*Tasks to complete*.
(1) Answer these from the account of relief work in Chad:
(a) How many hours did the writer sleep last night?
(b) What is the traditional clay grain pot called?
(c) About what time was it when the writer saw the women at the house?
(2) Repeat a passage from the account of relief work in Chad word for word. Begin at the words "While lounging around" and stop after "weird, obscure ways.".
(3) Does each statement agree with the account of relief work in Chad? Answer yes or no, and quote the words that decide it.
(a) In the heat of the day, women gather on mats in the shade with their smallest children.
(b) The writer spoke French directly with the family.
(c) The clay pot method of storing grain requires pesticides.

---------- Document extract

Last night, after 2 very short nights, I slept soundly for 12 hours and woke up without a fever as the guys were coming back from church. It would really stink to spend a bunch of my limited time out here being incapacitated so I’m really trying to rest up today and kick this bug before I really dive head-first into the disaster relief work in Chad.
While lounging around today, casually washing out a few bits of clothing, reading and listening to my MP3 player, I started thinking about yesterday with more and more satisfaction. I’m weird and get my thrills in weird, obscure ways.
After visiting various projects, on the way back to town, we passed a hut with a very large, newly-made clay pot on its side. I recognized this as a traditional way people in the Sahel store their grain. They stand it on end, pour their harvested grain into it, then seal the top with mud to keep pests out and moisture in. It is a great system that works so much better than sacks and doesn’t require harmful pesticides. But when people are feeling insecure (like when a disaster is about to happen), they will use sacks so they can run away with them or hide them if they’re attacked. So I was thrilled to see the dabanga, as it is called.
We stopped to chat with the family. Only educated people speak French here, so Nick and I spoke with them through one of the staff who translated for us. In the heat of the day the sun here is really scorching, so women usually collect on mats in small groups in the shade with their smallest children and neighbors to do small hand-tasks until the worst of the heat passes. The men are usually either off in the market or snoozing in their huts. It’s a mellow time, a time for catching up on what’s happening and gain strength for the afternoon and evening chores.
This is the best time to sit and chat with these busy, industrious women. I thank my stars that I’m a woman in this job because I can often sit with them and they’ll be at their ease, telling me all sorts of stuff about how they get on in life that they’d never tell a man. This is critical for knowing what sorts of disaster relief type help they need. It was about 3pm and three women and a couple of small children at this house were still hanging out in the small asylum of shade afforded by a grass platform.

--------------------
---------- Information given

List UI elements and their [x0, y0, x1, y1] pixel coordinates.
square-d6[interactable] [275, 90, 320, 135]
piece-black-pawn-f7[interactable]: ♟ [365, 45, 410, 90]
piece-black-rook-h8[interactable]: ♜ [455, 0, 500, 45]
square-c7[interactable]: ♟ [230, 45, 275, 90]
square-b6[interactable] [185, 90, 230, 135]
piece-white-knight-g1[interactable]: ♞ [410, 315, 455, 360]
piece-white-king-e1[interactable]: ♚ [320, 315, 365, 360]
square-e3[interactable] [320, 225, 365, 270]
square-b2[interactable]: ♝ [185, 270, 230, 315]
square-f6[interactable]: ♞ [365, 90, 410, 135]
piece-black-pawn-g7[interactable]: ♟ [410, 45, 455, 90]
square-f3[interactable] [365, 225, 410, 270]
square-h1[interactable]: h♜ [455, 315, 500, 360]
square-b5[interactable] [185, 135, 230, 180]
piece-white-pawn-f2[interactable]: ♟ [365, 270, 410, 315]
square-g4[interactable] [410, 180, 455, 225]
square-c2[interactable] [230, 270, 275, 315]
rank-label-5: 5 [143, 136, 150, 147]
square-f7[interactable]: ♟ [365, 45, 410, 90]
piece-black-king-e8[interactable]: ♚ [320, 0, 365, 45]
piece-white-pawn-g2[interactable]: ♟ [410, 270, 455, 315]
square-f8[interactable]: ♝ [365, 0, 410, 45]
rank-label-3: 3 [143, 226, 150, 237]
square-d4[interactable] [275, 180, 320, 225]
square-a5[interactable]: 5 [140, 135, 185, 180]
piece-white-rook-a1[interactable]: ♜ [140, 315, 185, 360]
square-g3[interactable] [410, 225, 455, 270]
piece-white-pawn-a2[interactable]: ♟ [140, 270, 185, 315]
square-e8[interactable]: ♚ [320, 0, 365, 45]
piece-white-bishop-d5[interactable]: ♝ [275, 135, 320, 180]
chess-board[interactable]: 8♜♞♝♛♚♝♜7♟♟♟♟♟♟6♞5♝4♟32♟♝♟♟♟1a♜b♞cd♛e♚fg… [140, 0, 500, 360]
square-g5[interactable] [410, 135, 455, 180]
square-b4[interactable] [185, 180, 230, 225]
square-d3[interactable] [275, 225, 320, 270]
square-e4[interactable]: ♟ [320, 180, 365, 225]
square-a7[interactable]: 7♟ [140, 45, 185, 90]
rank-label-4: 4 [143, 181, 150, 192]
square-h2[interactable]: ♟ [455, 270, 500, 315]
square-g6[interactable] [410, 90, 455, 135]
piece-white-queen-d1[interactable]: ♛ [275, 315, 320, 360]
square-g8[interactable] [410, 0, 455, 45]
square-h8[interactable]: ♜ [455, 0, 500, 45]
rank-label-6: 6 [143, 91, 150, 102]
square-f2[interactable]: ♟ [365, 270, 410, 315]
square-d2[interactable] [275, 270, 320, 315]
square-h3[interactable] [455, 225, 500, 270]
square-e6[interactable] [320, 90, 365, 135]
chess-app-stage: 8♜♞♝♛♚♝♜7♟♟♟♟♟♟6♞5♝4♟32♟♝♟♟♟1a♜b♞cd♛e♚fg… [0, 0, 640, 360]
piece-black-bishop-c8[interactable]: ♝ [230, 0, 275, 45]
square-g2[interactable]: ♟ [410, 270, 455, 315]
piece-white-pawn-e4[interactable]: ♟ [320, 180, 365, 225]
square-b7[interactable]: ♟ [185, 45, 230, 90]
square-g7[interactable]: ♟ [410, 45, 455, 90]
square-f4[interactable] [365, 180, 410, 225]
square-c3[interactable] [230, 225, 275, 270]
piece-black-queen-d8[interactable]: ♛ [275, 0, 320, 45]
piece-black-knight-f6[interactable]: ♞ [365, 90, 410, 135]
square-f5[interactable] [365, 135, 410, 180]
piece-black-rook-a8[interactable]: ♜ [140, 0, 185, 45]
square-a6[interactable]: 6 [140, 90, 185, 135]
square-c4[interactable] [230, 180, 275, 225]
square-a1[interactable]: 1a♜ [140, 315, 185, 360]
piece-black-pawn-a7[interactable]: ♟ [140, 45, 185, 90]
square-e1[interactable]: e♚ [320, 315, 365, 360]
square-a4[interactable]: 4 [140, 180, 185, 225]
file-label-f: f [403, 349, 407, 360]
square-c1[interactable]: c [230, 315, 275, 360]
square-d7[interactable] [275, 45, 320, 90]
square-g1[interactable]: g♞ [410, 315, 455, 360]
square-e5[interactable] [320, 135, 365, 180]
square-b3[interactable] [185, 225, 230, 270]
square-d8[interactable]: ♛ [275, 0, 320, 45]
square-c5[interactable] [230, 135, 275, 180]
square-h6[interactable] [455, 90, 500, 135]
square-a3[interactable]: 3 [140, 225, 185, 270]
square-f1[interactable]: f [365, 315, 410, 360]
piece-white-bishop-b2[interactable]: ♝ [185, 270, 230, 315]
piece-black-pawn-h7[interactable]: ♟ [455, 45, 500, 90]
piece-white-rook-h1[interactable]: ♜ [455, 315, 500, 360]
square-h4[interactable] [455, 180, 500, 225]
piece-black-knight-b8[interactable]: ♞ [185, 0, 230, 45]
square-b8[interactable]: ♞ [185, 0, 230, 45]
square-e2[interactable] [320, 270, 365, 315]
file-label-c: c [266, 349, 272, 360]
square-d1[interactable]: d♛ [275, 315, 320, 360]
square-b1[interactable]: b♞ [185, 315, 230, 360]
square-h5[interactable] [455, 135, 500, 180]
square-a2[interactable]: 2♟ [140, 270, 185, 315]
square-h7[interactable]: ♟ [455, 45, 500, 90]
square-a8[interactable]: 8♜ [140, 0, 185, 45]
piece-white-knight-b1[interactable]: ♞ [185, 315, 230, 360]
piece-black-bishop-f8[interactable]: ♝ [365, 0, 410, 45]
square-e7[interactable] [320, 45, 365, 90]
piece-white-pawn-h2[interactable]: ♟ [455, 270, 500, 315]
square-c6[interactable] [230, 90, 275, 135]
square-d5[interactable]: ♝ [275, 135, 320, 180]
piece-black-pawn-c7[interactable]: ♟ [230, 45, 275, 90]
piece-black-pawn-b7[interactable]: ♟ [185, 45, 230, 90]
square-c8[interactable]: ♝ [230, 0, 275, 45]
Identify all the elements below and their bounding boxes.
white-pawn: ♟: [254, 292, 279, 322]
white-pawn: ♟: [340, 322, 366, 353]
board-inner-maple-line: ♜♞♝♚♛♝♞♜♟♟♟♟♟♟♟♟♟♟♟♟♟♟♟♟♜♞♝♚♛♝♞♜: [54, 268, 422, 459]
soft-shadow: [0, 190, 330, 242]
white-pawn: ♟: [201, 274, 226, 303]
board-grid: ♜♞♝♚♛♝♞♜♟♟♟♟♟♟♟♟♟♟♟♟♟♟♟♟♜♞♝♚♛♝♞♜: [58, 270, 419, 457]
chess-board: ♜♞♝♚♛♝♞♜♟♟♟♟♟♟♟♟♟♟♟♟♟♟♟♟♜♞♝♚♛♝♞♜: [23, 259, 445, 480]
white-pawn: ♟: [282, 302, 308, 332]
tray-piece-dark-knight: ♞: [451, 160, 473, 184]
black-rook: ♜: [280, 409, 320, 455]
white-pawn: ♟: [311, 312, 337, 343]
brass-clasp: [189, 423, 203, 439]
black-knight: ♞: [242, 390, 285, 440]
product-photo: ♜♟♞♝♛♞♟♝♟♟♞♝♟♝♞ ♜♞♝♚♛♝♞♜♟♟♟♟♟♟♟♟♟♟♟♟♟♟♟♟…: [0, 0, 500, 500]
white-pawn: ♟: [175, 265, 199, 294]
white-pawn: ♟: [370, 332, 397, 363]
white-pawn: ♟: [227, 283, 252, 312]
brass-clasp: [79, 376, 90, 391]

--------------------

*Answers for the tasks*.
(1)
(a) 12 hours
(b) The dabanga
(c) About 3pm

(2)
While lounging around today, casually washing out a few bits of clothing, reading and listening to my MP3 player, I started thinking about yesterday with more and more satisfaction. I’m weird and get my thrills in weird, obscure ways.

(3)
(a) Yes: "women usually collect on mats in small groups in the shade with their smallest children and neighbors"
(b) No: "Nick and I spoke with them through one of the staff who translated for us"
(c) No: "doesn’t require harmful pesticides"